Set down every entry again word for word, please, but skip the pictures.

========================

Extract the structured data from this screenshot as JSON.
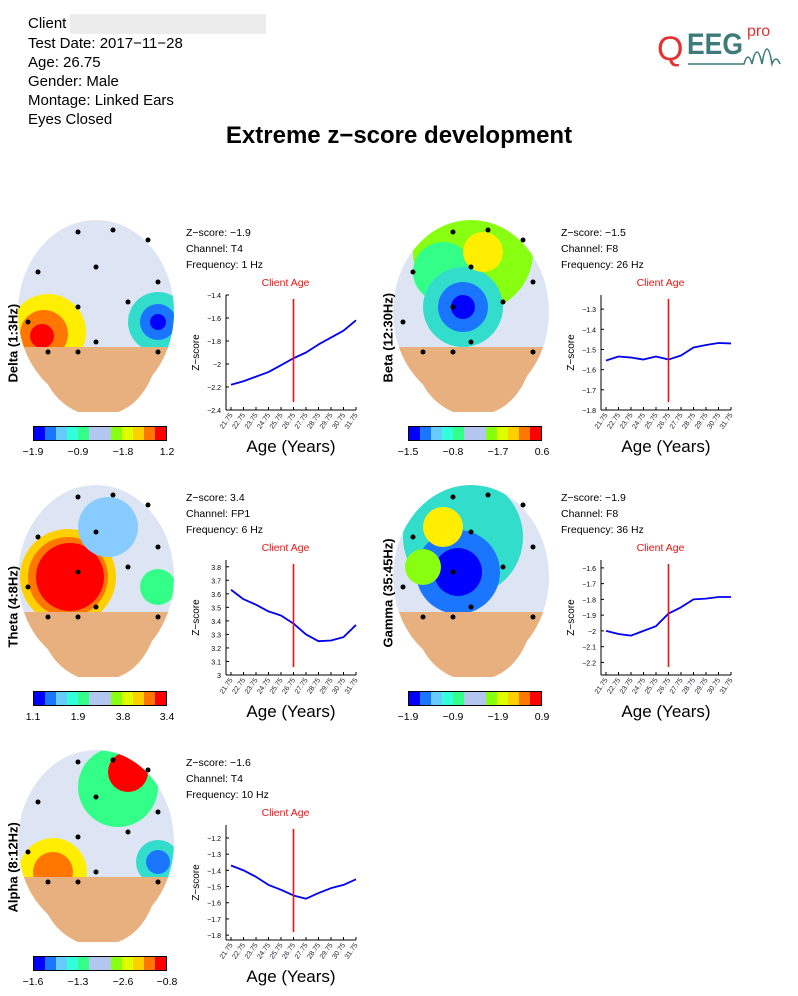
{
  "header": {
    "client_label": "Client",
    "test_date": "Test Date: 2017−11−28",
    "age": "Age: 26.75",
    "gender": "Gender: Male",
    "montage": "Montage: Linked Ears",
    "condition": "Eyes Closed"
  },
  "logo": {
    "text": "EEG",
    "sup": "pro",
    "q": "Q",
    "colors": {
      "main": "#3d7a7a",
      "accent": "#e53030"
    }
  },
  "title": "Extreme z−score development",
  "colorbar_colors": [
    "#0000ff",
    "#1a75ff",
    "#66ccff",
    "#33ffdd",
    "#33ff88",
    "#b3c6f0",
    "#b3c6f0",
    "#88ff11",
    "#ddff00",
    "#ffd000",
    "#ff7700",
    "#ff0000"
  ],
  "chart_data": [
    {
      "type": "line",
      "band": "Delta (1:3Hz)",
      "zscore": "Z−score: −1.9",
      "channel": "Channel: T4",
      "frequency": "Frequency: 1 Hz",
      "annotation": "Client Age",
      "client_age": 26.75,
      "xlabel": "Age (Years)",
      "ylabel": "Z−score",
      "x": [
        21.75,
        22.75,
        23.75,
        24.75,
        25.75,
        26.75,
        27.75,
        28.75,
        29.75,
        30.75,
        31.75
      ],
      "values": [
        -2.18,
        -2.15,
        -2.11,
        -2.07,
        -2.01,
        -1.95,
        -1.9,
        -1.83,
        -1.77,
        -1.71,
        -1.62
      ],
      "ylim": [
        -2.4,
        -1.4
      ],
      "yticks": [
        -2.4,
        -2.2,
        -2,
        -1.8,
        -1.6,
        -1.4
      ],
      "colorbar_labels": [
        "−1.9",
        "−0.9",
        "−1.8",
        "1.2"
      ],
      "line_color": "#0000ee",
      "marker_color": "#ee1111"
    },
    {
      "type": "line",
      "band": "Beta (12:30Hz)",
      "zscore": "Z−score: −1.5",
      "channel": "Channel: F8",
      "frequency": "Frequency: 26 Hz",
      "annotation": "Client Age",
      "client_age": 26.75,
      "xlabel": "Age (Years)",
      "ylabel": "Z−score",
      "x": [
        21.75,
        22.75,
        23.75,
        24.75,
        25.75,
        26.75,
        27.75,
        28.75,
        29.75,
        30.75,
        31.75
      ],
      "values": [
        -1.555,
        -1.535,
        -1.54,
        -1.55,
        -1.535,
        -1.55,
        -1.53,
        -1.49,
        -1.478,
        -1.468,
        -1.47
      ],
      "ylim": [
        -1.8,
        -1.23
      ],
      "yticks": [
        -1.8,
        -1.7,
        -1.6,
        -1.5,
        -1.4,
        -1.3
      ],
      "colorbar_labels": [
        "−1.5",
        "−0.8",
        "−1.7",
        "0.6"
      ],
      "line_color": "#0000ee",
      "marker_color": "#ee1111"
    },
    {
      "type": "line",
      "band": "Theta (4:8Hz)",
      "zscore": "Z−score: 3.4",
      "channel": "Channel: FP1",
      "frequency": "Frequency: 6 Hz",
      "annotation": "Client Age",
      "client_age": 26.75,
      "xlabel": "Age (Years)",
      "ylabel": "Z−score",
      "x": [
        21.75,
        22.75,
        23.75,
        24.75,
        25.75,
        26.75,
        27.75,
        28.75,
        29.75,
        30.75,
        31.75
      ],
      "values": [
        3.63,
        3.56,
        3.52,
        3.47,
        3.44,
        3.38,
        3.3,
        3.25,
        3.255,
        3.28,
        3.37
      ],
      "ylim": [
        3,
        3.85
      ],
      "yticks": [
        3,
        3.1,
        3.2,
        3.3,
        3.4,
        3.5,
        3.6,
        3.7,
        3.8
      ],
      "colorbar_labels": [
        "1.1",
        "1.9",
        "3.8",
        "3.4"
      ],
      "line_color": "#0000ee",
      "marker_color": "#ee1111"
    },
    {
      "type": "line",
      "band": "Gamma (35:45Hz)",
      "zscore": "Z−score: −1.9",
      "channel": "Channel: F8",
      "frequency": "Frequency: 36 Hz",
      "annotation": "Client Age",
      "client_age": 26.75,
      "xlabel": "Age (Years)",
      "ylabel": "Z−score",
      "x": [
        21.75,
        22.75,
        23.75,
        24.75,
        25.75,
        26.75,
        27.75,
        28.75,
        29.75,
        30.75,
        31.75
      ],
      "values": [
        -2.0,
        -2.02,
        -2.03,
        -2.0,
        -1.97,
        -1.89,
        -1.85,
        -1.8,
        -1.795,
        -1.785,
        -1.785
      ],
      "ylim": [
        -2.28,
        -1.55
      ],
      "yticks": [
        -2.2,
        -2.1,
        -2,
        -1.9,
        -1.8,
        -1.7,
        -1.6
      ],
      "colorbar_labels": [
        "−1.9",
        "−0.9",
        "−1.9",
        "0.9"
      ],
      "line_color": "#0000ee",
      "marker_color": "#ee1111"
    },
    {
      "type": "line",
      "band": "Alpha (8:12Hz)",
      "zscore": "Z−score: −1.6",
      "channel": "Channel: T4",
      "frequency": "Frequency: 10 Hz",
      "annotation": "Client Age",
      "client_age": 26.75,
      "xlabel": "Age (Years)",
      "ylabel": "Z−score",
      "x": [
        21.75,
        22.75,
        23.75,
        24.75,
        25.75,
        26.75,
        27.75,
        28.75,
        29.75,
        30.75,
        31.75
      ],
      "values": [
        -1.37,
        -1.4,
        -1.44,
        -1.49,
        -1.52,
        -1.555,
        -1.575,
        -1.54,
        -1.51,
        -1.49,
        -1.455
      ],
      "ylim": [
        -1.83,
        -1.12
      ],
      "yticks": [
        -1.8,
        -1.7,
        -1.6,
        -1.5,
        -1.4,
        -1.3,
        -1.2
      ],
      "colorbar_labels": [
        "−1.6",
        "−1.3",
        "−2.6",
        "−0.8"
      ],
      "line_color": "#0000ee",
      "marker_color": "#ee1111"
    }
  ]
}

========================

● **SOLUTION TO THIS EXERCISE**
Extract the structured data from this screenshot as JSON.
{
  "header": {
    "client_label": "Client",
    "test_date": "Test Date: 2017−11−28",
    "age": "Age: 26.75",
    "gender": "Gender: Male",
    "montage": "Montage: Linked Ears",
    "condition": "Eyes Closed"
  },
  "logo": {
    "text": "EEG",
    "sup": "pro",
    "q": "Q",
    "colors": {
      "main": "#3d7a7a",
      "accent": "#e53030"
    }
  },
  "title": "Extreme z−score development",
  "colorbar_colors": [
    "#0000ff",
    "#1a75ff",
    "#66ccff",
    "#33ffdd",
    "#33ff88",
    "#b3c6f0",
    "#b3c6f0",
    "#88ff11",
    "#ddff00",
    "#ffd000",
    "#ff7700",
    "#ff0000"
  ],
  "chart_data": [
    {
      "type": "line",
      "band": "Delta (1:3Hz)",
      "zscore": "Z−score: −1.9",
      "channel": "Channel: T4",
      "frequency": "Frequency: 1 Hz",
      "annotation": "Client Age",
      "client_age": 26.75,
      "xlabel": "Age (Years)",
      "ylabel": "Z−score",
      "x": [
        21.75,
        22.75,
        23.75,
        24.75,
        25.75,
        26.75,
        27.75,
        28.75,
        29.75,
        30.75,
        31.75
      ],
      "values": [
        -2.18,
        -2.15,
        -2.11,
        -2.07,
        -2.01,
        -1.95,
        -1.9,
        -1.83,
        -1.77,
        -1.71,
        -1.62
      ],
      "ylim": [
        -2.4,
        -1.4
      ],
      "yticks": [
        -2.4,
        -2.2,
        -2,
        -1.8,
        -1.6,
        -1.4
      ],
      "colorbar_labels": [
        "−1.9",
        "−0.9",
        "−1.8",
        "1.2"
      ],
      "line_color": "#0000ee",
      "marker_color": "#ee1111"
    },
    {
      "type": "line",
      "band": "Beta (12:30Hz)",
      "zscore": "Z−score: −1.5",
      "channel": "Channel: F8",
      "frequency": "Frequency: 26 Hz",
      "annotation": "Client Age",
      "client_age": 26.75,
      "xlabel": "Age (Years)",
      "ylabel": "Z−score",
      "x": [
        21.75,
        22.75,
        23.75,
        24.75,
        25.75,
        26.75,
        27.75,
        28.75,
        29.75,
        30.75,
        31.75
      ],
      "values": [
        -1.555,
        -1.535,
        -1.54,
        -1.55,
        -1.535,
        -1.55,
        -1.53,
        -1.49,
        -1.478,
        -1.468,
        -1.47
      ],
      "ylim": [
        -1.8,
        -1.23
      ],
      "yticks": [
        -1.8,
        -1.7,
        -1.6,
        -1.5,
        -1.4,
        -1.3
      ],
      "colorbar_labels": [
        "−1.5",
        "−0.8",
        "−1.7",
        "0.6"
      ],
      "line_color": "#0000ee",
      "marker_color": "#ee1111"
    },
    {
      "type": "line",
      "band": "Theta (4:8Hz)",
      "zscore": "Z−score: 3.4",
      "channel": "Channel: FP1",
      "frequency": "Frequency: 6 Hz",
      "annotation": "Client Age",
      "client_age": 26.75,
      "xlabel": "Age (Years)",
      "ylabel": "Z−score",
      "x": [
        21.75,
        22.75,
        23.75,
        24.75,
        25.75,
        26.75,
        27.75,
        28.75,
        29.75,
        30.75,
        31.75
      ],
      "values": [
        3.63,
        3.56,
        3.52,
        3.47,
        3.44,
        3.38,
        3.3,
        3.25,
        3.255,
        3.28,
        3.37
      ],
      "ylim": [
        3,
        3.85
      ],
      "yticks": [
        3,
        3.1,
        3.2,
        3.3,
        3.4,
        3.5,
        3.6,
        3.7,
        3.8
      ],
      "colorbar_labels": [
        "1.1",
        "1.9",
        "3.8",
        "3.4"
      ],
      "line_color": "#0000ee",
      "marker_color": "#ee1111"
    },
    {
      "type": "line",
      "band": "Gamma (35:45Hz)",
      "zscore": "Z−score: −1.9",
      "channel": "Channel: F8",
      "frequency": "Frequency: 36 Hz",
      "annotation": "Client Age",
      "client_age": 26.75,
      "xlabel": "Age (Years)",
      "ylabel": "Z−score",
      "x": [
        21.75,
        22.75,
        23.75,
        24.75,
        25.75,
        26.75,
        27.75,
        28.75,
        29.75,
        30.75,
        31.75
      ],
      "values": [
        -2.0,
        -2.02,
        -2.03,
        -2.0,
        -1.97,
        -1.89,
        -1.85,
        -1.8,
        -1.795,
        -1.785,
        -1.785
      ],
      "ylim": [
        -2.28,
        -1.55
      ],
      "yticks": [
        -2.2,
        -2.1,
        -2,
        -1.9,
        -1.8,
        -1.7,
        -1.6
      ],
      "colorbar_labels": [
        "−1.9",
        "−0.9",
        "−1.9",
        "0.9"
      ],
      "line_color": "#0000ee",
      "marker_color": "#ee1111"
    },
    {
      "type": "line",
      "band": "Alpha (8:12Hz)",
      "zscore": "Z−score: −1.6",
      "channel": "Channel: T4",
      "frequency": "Frequency: 10 Hz",
      "annotation": "Client Age",
      "client_age": 26.75,
      "xlabel": "Age (Years)",
      "ylabel": "Z−score",
      "x": [
        21.75,
        22.75,
        23.75,
        24.75,
        25.75,
        26.75,
        27.75,
        28.75,
        29.75,
        30.75,
        31.75
      ],
      "values": [
        -1.37,
        -1.4,
        -1.44,
        -1.49,
        -1.52,
        -1.555,
        -1.575,
        -1.54,
        -1.51,
        -1.49,
        -1.455
      ],
      "ylim": [
        -1.83,
        -1.12
      ],
      "yticks": [
        -1.8,
        -1.7,
        -1.6,
        -1.5,
        -1.4,
        -1.3,
        -1.2
      ],
      "colorbar_labels": [
        "−1.6",
        "−1.3",
        "−2.6",
        "−0.8"
      ],
      "line_color": "#0000ee",
      "marker_color": "#ee1111"
    }
  ]
}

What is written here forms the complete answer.